## WHAT TO PRODUCE
Pull each line holding the word "هەتا" from the data.
::::
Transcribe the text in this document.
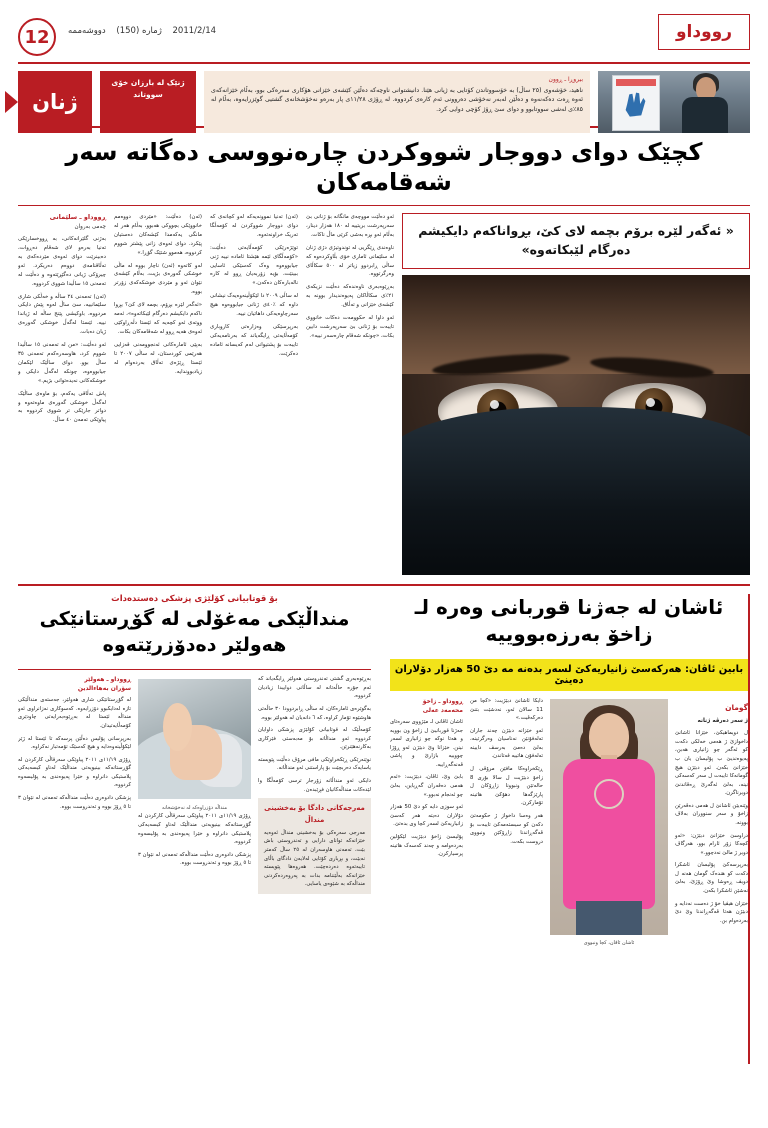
رووداو
2011/2/14 ژمارە (150) دووشەممە
12
بیروڕا ـ ڕوون
ناهید، خۆشەوی (٢٥ ساڵ) بە خۆسووتاندن کۆتایی بە ژیانی هێنا. دانیشتوانی ناوچەکە دەڵێن کێشەی خێزانی هۆکاری سەرەکی بوو، بەڵام خێزانەکەی ئەوە ڕەت دەکەنەوە و دەڵێن لەبەر نەخۆشی دەروونی ئەم کارەی کردووە. لە ڕۆژی ١١/٢٨ی پار بەرەو نەخۆشخانەی گشتیی گوێزرایەوە، بەڵام لە ٨٥٪ی لەشی سووتابوو و دوای سێ ڕۆژ کۆچی دوایی کرد.
ژنێک لە بارزان خۆی سووتاند
ژنان
کچێک دوای دووجار شووکردن چارەنووسی دەگاتە سەر شەقامەکان
« ئەگەر لێرە برۆم بچمە لای کێ، بڕواناکەم دایکیشم دەرگام لێبکاتەوە»

ئەو دەڵێت مووچەی مانگانە بۆ ژنانی بێ سەرپەرشت بریتییە لە ١٨٠ هەزار دینار، بەڵام ئەو بڕە بەشی کرێی ماڵ ناکات.

ناوەندی ڕێگریی لە توندوتیژی دژی ژنان لە سلێمانی ئاماری خۆی بڵاوکردەوە کە ساڵی ڕابردوو زیاتر لە ٥٠٠ سکاڵای وەرگرتووە.

بەڕێوەبەری ناوەندەکە دەڵێت نزیکەی ٢١٪ی سکاڵاکان پەیوەندیدار بوونە بە کێشەی خێزانی و تەڵاق.

ئەو داوا لە حکوومەت دەکات خانووی تایبەت بۆ ژنانی بێ سەرپەرشت دابین بکات، «چونکە شەقام چارەسەر نییە».

(ئەن) تەنیا نموونەیەکە لەو کچانەی کە دوای دووجار شووکردن لە کۆمەڵگا تەریک خراونەتەوە.

توێژەرێکی کۆمەڵایەتی دەڵێت: «کۆمەڵگای ئێمە هێشتا ئامادە نییە ژنی جیابووەوە وەک کەسێکی ئاسایی ببینێت، بۆیە زۆربەیان ڕوو لە کارە نالەبارەکان دەکەن.»

لە ساڵی ٢٠٠٩ دا لێکۆڵینەوەیەک نیشانی داوە کە ٪٤٠ی ژنانی جیابووەوە هیچ سەرچاوەیەکی داهاتیان نییە.

بەرپرسێکی وەزارەتی کاروباری کۆمەڵایەتی ڕایگەیاند کە بەرنامەیەکی تایبەت بۆ پشتیوانی لەم کەیسانە ئامادە دەکرێت.

(ئەن) دەڵێت: «مێردی دووەمم خانووێکی بچووکی هەبوو، بەڵام هەر لە مانگی یەکەمدا کێشەکان دەستیان پێکرد. دوای ئەوەی زانی پێشتر شووم کردووە، هەموو شتێک گۆڕا.»

لەو کاتەوە (ئەن) ناچار بووە لە ماڵی خوشکی گەورەی بژیت، بەڵام کێشەی نێوان ئەو و مێردی خوشکەکەی زۆرتر بووە.

«ئەگەر لێرە بڕۆم، بچمە لای کێ؟ بڕوا ناکەم دایکیشم دەرگام لێبکاتەوە»، ئەمە ووتەی ئەو کچەیە کە ئێستا دڵەڕاوکێی ئەوەی هەیە ڕوو لە شەقامەکان بکات.

بەپێی ئامارەکانی ئەنجوومەنی قەزایی هەرێمی کوردستان، لە ساڵی ٢٠٠٧ تا ئێستا ڕێژەی تەڵاق بەردەوام لە زیادبووندایە.

ڕووداو ـ سلێمانی
چەمی بەروان

بەژنی گلێرانەکانی، بە ڕووخسارێکی تەنیا بەرەو لای شەقام دەڕوات، دەبینرێت دوای ئەوەی مێردەکەی بە تەڵاقنامەی دووەم دەریکرد. ئەو چیرۆکی ژیانی دەگێڕێتەوە و دەڵێت لە تەمەنی ١٥ ساڵیدا شووی کردووە.

(ئەن) تەمەنی ٢٤ ساڵە و خەڵکی شاری سلێمانییە، سێ ساڵ لەوە پێش دایکی مردووە، باوکیشی پێنج ساڵە لە ژیاندا نییە. ئێستا لەگەڵ خوشکی گەورەی ژیان دەبات.

ئەو دەڵێت: «من لە تەمەنی ١٥ ساڵیدا شووم کرد، هاوسەرەکەم تەمەنی ٣٥ ساڵ بوو. دوای ساڵێک لێکمان جیابووەوە، چونکە لەگەڵ دایکی و خوشکەکانی نەیدەتوانی بژیم.»

پاش تەڵاقی یەکەم، بۆ ماوەی ساڵێک لەگەڵ خوشکی گەورەی ماوەتەوە و دواتر جارێکی تر شووی کردووە بە پیاوێکی تەمەن ٤٠ ساڵ.

ئاشان لە جەژنا قوربانی وەرە لـ زاخۆ بەرزەبووییە
بابین ئاڤان: هەرکەسێ زانیاریەکێ لسەر بدەنە مە دێ 50 هەزار دۆلاران دەینێ
گومان
ژ سەر دەرڤە ژنانە

ل دویماهیکێ، خێزانا ئاشانێ داخوازێ ژ هەمی خەلکی دکەت كو ئەگەر چو زانیاری هەبن، پەیوەندیێ ب پۆلیسان یان ب خێزانێ بکەن. ئەو دبێژن هیچ گومانەکا تایبەت ل سەر کەسەکی نینە، بەلێ ئەگەرێ ڕەڤاندنێ دویرناگرن.

وێنەیێن ئاشانێ ل هەمی دەڤەرێن زاخۆ و سەر سنووران بەلاڤ بوونە.

دراوسێ خێزانێ دبێژن: «ئەو کچەکا زۆر ئارام بوو، هەرگاڤ دویر ژ مالێ نەدچوو.»

بەرپرسەکێ پۆلیسان ئاشکرا دکەت كو هندەک گومان هەنە ل دویڤ ڕەوشا وێ ڕۆژێ، بەلێ نەشێن ئاشکرا بکەن.

خێزان هیڤیا خۆ ژ دەست نەدایە و دبێژن هەتا ڤەگەڕاندنا وێ دێ بەردەوام بن.

ئاشان ئاڤان، کچا ونبووی

دایکا ئاشانێ دبێژیت: «کچا من 11 سالان ئەو، نەدشێت بتنێ دەرکەڤیت.»

ئەو خێزانە دبێژن چەند جاران تەلەفۆنێن نەناسیان وەرگرتینە، بەلێ دەمێ بەرسڤ دایینە تەلەفۆن هاتییە قەتاندن.

ڕێکخراوەکا مافێن مرۆڤی ل زاخۆ دبێژیت ل سالا بۆری 8 حالەتێن ونبوونا زاڕۆکان ل پارێزگەها دهۆکێ هاتینە تۆماركرن.

هەر وەسا داخواز ژ حکومەتێ دکەن كو سیستەمەکێ تایبەت بۆ ڤەگەڕاندنا زاڕۆکێن ونبووی دروست بکەت.

ڕووداو ـ زاخۆ
محەمەد عەلی

ئاشان ئاڤانی لـ مێژووی سەرەتای جەژنا قوربانیێ ل زاخۆ ون بوویە و هەتا نوکە چو زانیاری لسەر نینن. خێزانا وێ دبێژن ئەو ڕۆژا چووییە بازارێ و پاشی ڤەنەگەڕاییە.

بابێ وێ، ئاڤان، دبێژیت: «ئەم هەمی دەڤەران گەڕیاین، بەلێ چو ئەنجام نەبوو.»

ئەو سوزی دایە کو دێ 50 هەزار دۆلاران دەیتە هەر کەسێ زانیاریەکێ لسەر کچا وی بدەتێ.

پۆلیسێ زاخۆ دبێژیت لێکۆلین بەردەوامە و چەند کەسەک هاتینە پرسیارکرن.

بۆ قوتابیانی کۆلێژی پزشکی دەستدەدات
منداڵێکی مەغۆلی لە گۆڕستانێکی هەولێر دەدۆزرێتەوە

بەڕێوەبەری گشتی تەندروستی هەولێر ڕایگەیاند کە ئەم جۆرە حاڵەتانە لە ساڵانی دواییدا زیادیان کردووە.

بەگوێرەی ئامارەکان، لە ساڵی ڕابردوودا ٣٠ حاڵەتی هاوشێوە تۆمار کراوە، کە ٦ دانەیان لە هەولێر بووە.

کۆمەڵێک لە قوتابیانی کۆلێژی پزشکی داوایان کردووە ئەو منداڵانە بۆ مەبەستی فێرکاری بەکارنەهێنرێن.

نوێنەرێکی ڕێکخراوێکی مافی مرۆڤ دەڵێت پێویستە یاسایەک دەربچێت بۆ پاراستنی ئەو منداڵانە.

دایکی ئەو منداڵانە زۆرجار ترسی کۆمەڵگا وا لێدەکات منداڵەکانیان فڕێبدەن.

مەرجەکانی دادگا بۆ بەخشینی منداڵ
مەرجی سەرەکی بۆ بەخشینی منداڵ ئەوەیە خێزانەکە توانای دارایی و تەندروستی باش بێت، تەمەنی هاوسەران لە ٢٥ ساڵ کەمتر نەبێت، و بڕیاری کۆتایی لەلایەن دادگای باڵای تایبەتەوە دەردەچێت. هەروەها پێویستە خێزانەکە بەڵێننامە بدات بە پەروەردەکردنی منداڵەکە بە شێوەی یاسایی.
منداڵە دۆزراوەکە لە نەخۆشخانە

ڕۆژی ١١/١٩ی ٢٠١١ پیاوێکی سەرقاڵی کارکردن لە گۆڕستانەکە بینیویەتی منداڵێک لەناو کیسەیەکی پلاستیکی دانراوە و خێرا پەیوەندی بە پۆلیسەوە کردووە.

پزشکی دادوەری دەڵێت منداڵەکە تەمەنی لە نێوان ٣ تا ٥ ڕۆژ بووە و تەندروست بووە.

ڕووداو ـ هەولێر
سۆران بەهاءالدین

لە گۆڕستانێکی شاری هەولێر، جەستەی منداڵێکی تازە لەدایکبوو دۆزرایەوە. کەسوکاری نەزانراوی ئەو منداڵە ئێستا لە بەڕێوەبەرایەتی چاودێری کۆمەڵایەتیدان.

بەرپرسانی پۆلیس دەڵێن پرسەکە تا ئێستا لە ژێر لێکۆڵینەوەدایە و هیچ کەسێک تۆمەتبار نەکراوە.

ڕۆژی ١١/١٩ی ٢٠١١ پیاوێکی سەرقاڵی کارکردن لە گۆڕستانەکە بینیویەتی منداڵێک لەناو کیسەیەکی پلاستیکی دانراوە و خێرا پەیوەندی بە پۆلیسەوە کردووە.

پزشکی دادوەری دەڵێت منداڵەکە تەمەنی لە نێوان ٣ تا ٥ ڕۆژ بووە و تەندروست بووە.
::::
## EXERCISE SOLUTION
خێزان هیڤیا خۆ ژ دەست نەدایە و دبێژن هەتا ڤەگەڕاندنا وێ دێ بەردەوام بن.
ئاشان ئاڤانی لـ مێژووی سەرەتای جەژنا قوربانیێ ل زاخۆ ون بوویە و هەتا نوکە چو زانیاری لسەر نینن. خێزانا وێ دبێژن ئەو ڕۆژا چووییە بازارێ و پاشی ڤەنەگەڕاییە.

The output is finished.